Set exercise: Look for the string "bancos" in every line, and copy each line that has it.

## BEGIN Data shown

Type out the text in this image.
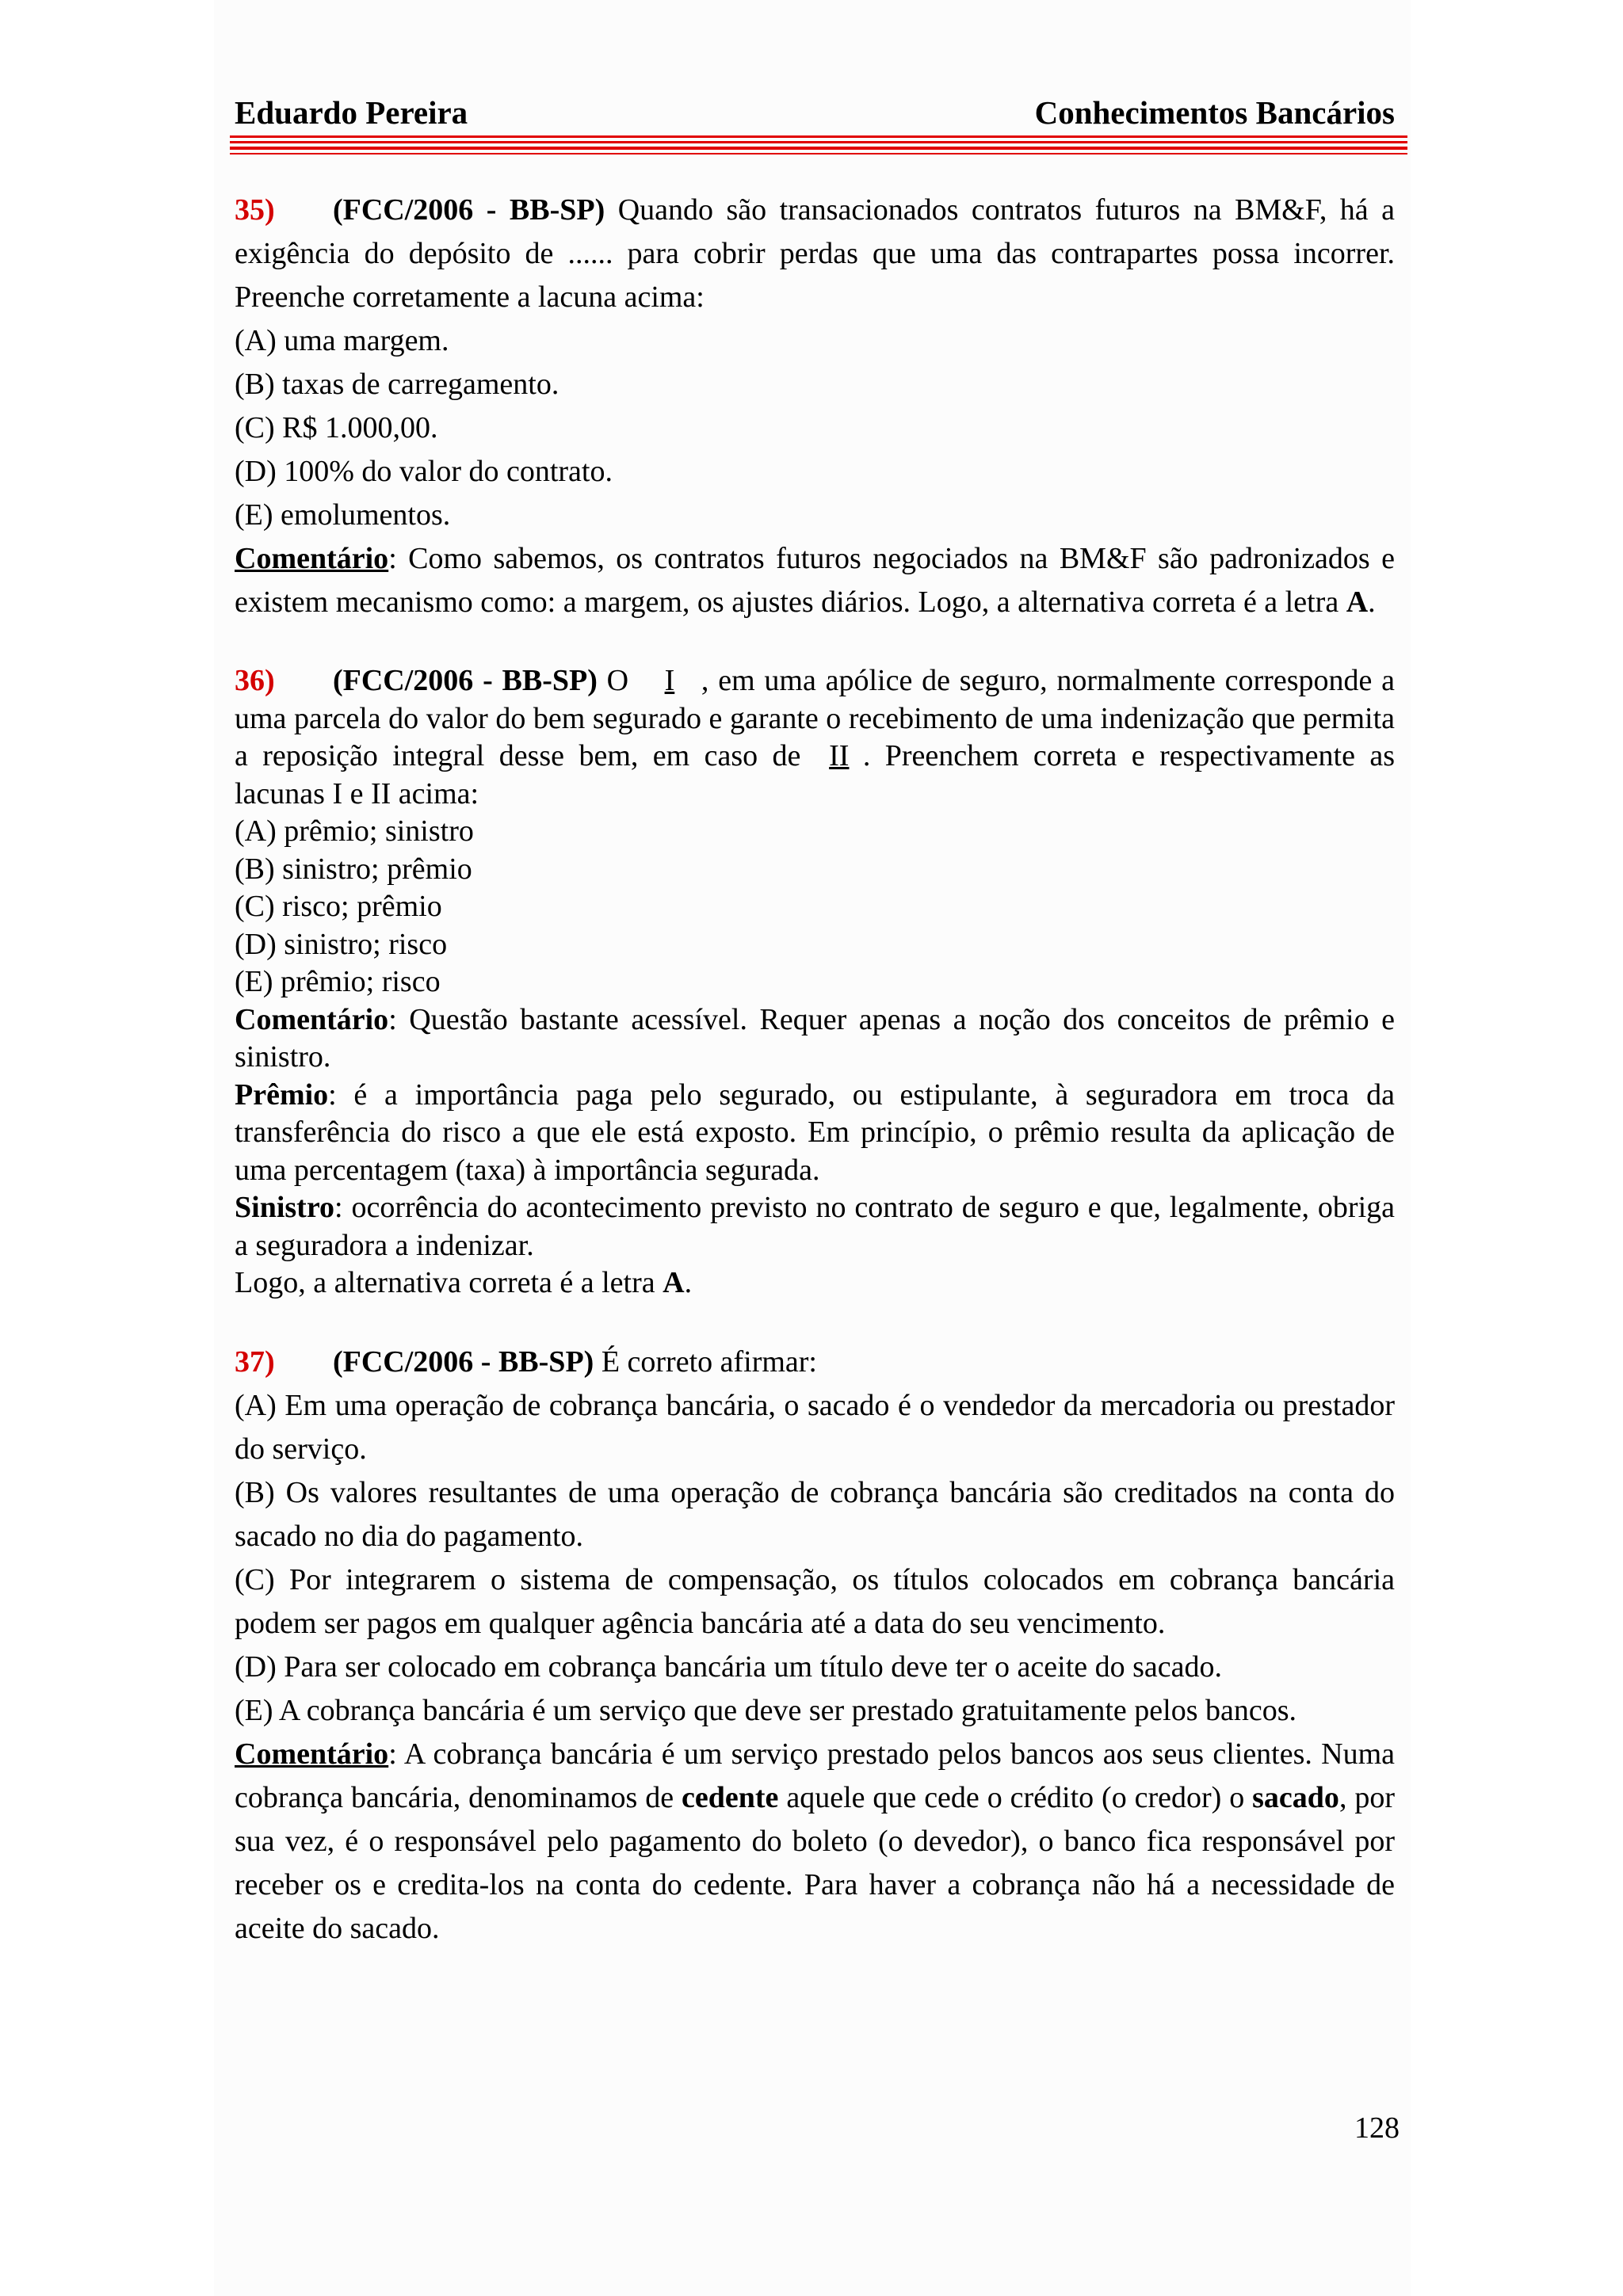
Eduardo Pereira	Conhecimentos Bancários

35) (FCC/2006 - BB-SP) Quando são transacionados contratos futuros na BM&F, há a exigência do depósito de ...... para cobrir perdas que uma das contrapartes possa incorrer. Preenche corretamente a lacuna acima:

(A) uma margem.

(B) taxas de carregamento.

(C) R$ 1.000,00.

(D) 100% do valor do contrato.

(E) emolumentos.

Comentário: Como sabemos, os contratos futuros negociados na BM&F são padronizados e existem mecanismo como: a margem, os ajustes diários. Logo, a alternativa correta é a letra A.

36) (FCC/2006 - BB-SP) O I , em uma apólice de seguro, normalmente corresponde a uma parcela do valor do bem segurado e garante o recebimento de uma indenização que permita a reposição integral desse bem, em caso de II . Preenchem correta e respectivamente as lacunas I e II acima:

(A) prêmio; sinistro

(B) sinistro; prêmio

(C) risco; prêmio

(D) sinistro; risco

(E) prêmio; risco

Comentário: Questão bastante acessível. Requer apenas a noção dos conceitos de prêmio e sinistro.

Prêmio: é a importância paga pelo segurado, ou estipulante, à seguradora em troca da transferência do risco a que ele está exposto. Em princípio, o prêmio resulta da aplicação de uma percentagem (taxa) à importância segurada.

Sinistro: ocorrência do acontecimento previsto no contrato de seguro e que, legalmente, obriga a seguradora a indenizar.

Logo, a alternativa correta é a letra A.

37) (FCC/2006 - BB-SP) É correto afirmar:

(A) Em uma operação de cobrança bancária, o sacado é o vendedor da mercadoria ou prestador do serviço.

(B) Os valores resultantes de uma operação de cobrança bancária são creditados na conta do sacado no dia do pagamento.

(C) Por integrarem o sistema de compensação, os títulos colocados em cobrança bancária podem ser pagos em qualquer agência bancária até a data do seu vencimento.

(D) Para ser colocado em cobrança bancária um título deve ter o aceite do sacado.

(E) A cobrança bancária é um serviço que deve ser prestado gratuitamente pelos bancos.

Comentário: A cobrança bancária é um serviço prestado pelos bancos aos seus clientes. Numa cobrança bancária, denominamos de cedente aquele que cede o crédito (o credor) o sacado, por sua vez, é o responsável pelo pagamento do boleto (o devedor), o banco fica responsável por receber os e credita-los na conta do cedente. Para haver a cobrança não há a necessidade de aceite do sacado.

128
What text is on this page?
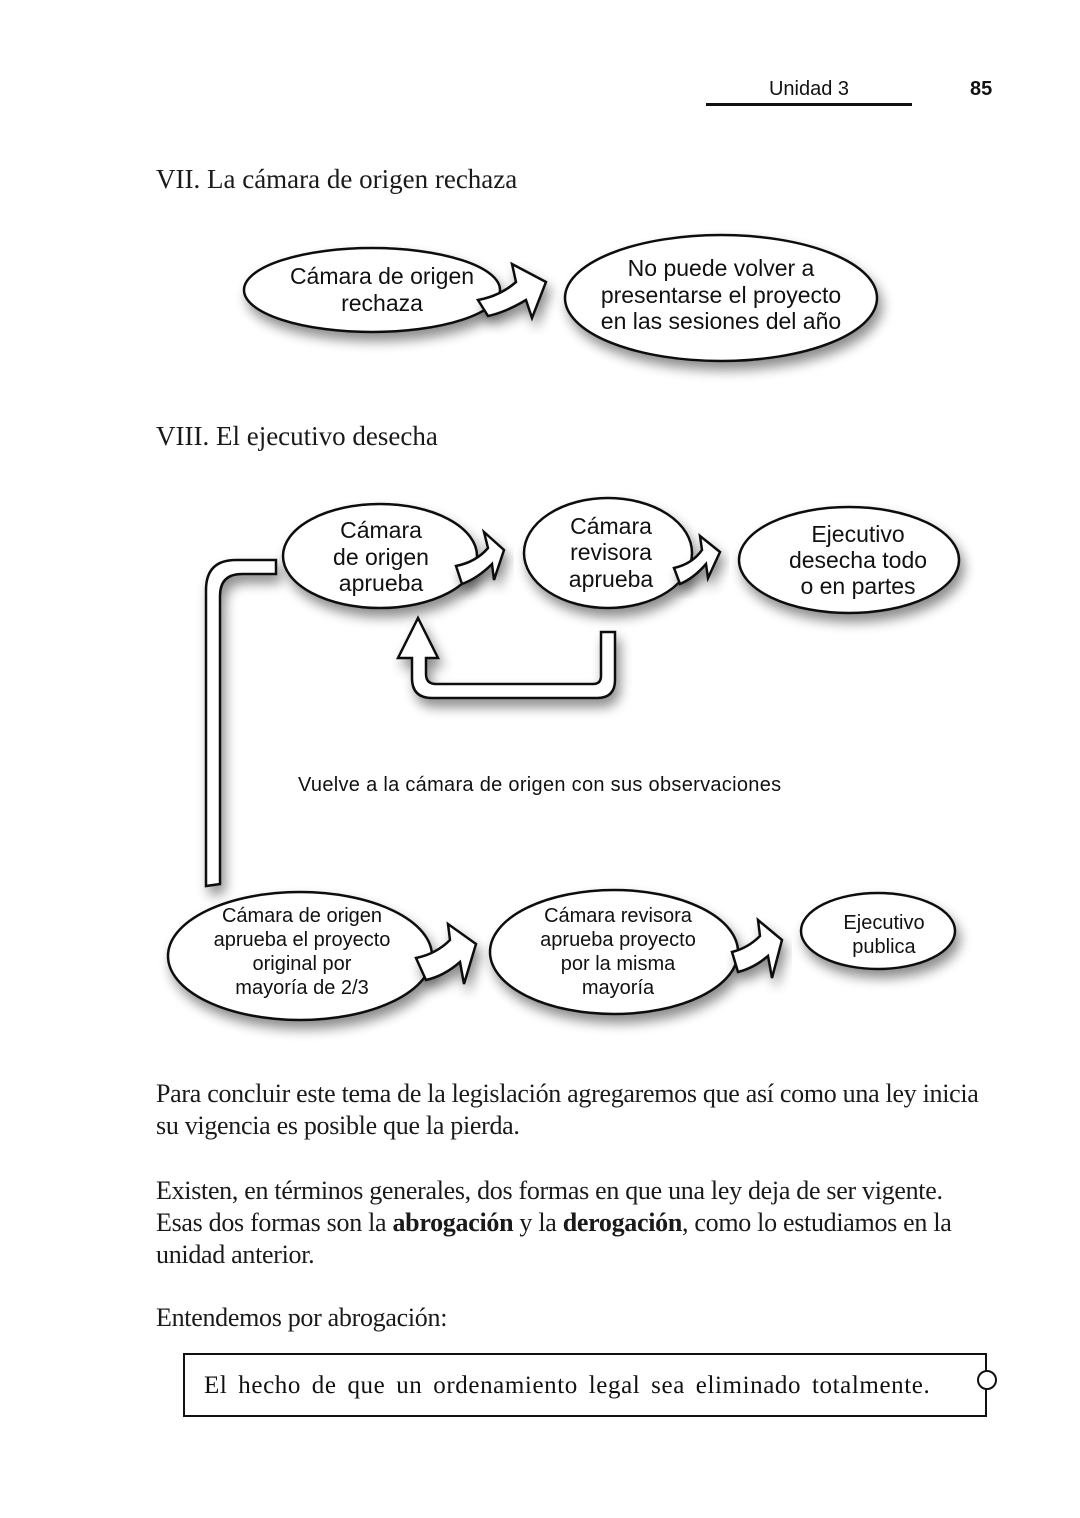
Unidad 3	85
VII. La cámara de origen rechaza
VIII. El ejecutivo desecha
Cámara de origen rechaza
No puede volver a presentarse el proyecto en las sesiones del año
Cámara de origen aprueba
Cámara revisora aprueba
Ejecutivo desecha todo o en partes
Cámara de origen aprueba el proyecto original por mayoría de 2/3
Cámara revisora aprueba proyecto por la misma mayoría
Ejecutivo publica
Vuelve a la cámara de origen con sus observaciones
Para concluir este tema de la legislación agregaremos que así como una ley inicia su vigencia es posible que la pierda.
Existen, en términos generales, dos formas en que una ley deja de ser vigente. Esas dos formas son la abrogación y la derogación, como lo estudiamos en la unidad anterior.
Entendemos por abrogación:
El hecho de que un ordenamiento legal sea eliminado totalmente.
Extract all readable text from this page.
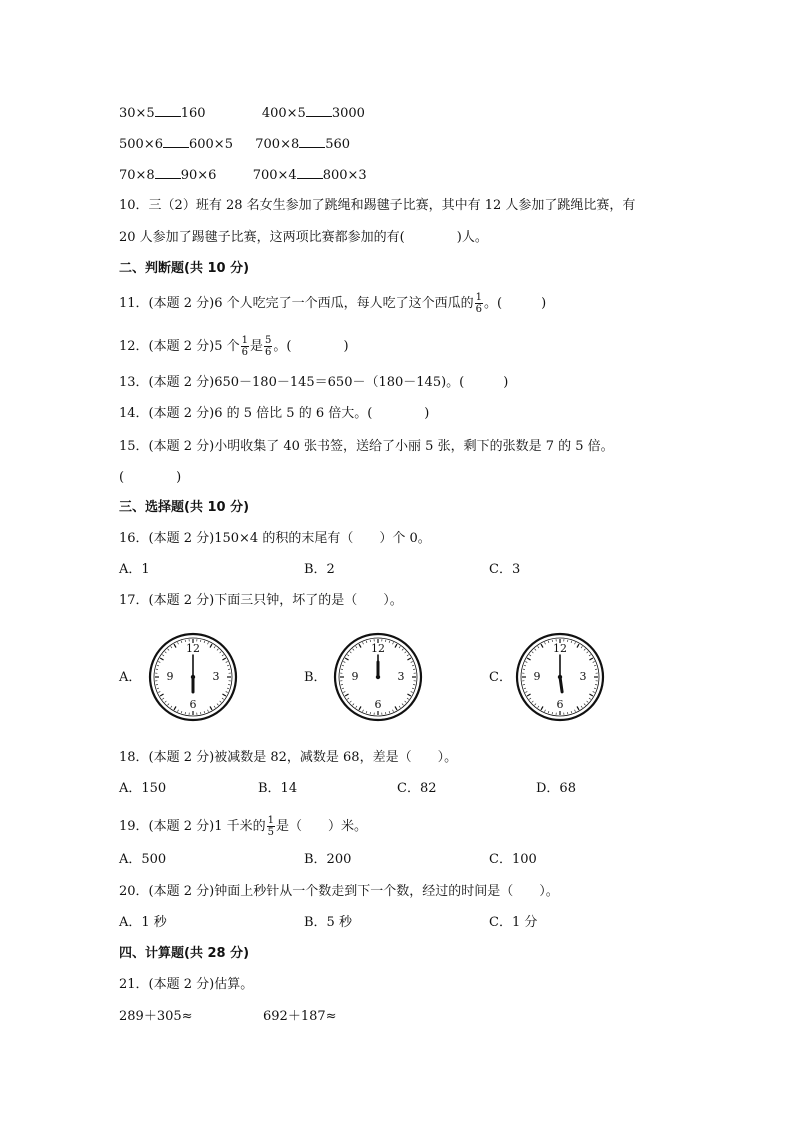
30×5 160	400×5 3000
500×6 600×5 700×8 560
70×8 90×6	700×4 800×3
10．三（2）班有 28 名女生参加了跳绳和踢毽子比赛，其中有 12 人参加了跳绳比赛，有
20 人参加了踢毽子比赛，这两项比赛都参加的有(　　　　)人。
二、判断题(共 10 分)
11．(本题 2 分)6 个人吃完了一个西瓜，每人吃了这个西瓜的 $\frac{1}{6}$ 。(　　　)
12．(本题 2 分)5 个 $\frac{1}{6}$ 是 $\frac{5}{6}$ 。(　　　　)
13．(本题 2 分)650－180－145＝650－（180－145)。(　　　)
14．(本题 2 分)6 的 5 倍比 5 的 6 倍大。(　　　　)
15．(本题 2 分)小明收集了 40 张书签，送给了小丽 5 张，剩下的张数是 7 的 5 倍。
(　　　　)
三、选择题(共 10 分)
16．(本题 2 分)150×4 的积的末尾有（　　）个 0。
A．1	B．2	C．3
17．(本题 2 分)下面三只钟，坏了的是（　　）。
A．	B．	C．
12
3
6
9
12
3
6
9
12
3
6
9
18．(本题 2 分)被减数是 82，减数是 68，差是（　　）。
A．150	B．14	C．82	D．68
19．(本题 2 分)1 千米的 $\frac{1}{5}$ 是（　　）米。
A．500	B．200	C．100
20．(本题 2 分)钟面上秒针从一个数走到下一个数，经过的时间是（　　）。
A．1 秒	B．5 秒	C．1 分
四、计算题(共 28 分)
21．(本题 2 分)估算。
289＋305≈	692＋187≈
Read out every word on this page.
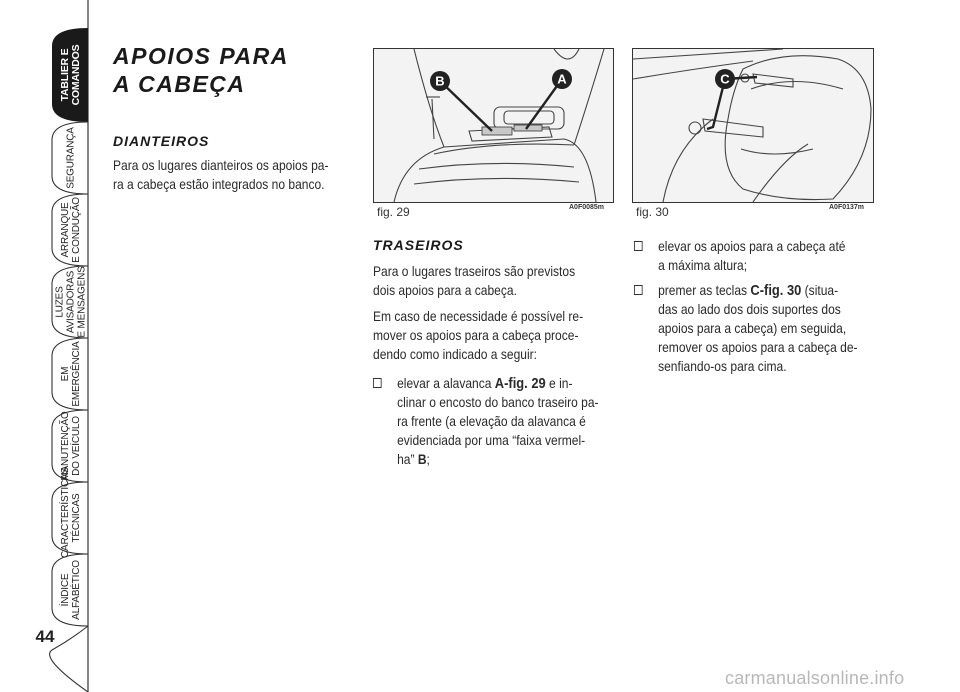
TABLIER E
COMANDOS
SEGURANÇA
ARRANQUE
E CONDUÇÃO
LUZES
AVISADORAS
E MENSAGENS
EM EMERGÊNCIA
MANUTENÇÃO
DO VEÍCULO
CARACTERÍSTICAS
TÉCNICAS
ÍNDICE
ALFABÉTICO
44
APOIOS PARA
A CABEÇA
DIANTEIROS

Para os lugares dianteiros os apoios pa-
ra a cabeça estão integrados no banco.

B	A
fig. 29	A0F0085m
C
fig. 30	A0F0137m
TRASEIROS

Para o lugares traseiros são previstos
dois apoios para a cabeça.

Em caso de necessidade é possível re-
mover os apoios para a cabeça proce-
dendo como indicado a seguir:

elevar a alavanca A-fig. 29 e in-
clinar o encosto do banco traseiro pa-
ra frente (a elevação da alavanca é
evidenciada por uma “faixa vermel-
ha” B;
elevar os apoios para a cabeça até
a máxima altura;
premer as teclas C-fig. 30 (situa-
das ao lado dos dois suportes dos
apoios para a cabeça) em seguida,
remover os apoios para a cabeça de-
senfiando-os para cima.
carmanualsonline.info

## END Data shown

Problem solution:
(E) A cobrança bancária é um serviço que deve ser prestado gratuitamente pelos bancos.
Comentário: A cobrança bancária é um serviço prestado pelos bancos aos seus clientes. Numa cobrança bancária, denominamos de cedente aquele que cede o crédito (o credor) o sacado, por sua vez, é o responsável pelo pagamento do boleto (o devedor), o banco fica responsável por receber os e credita-los na conta do cedente. Para haver a cobrança não há a necessidade de aceite do sacado.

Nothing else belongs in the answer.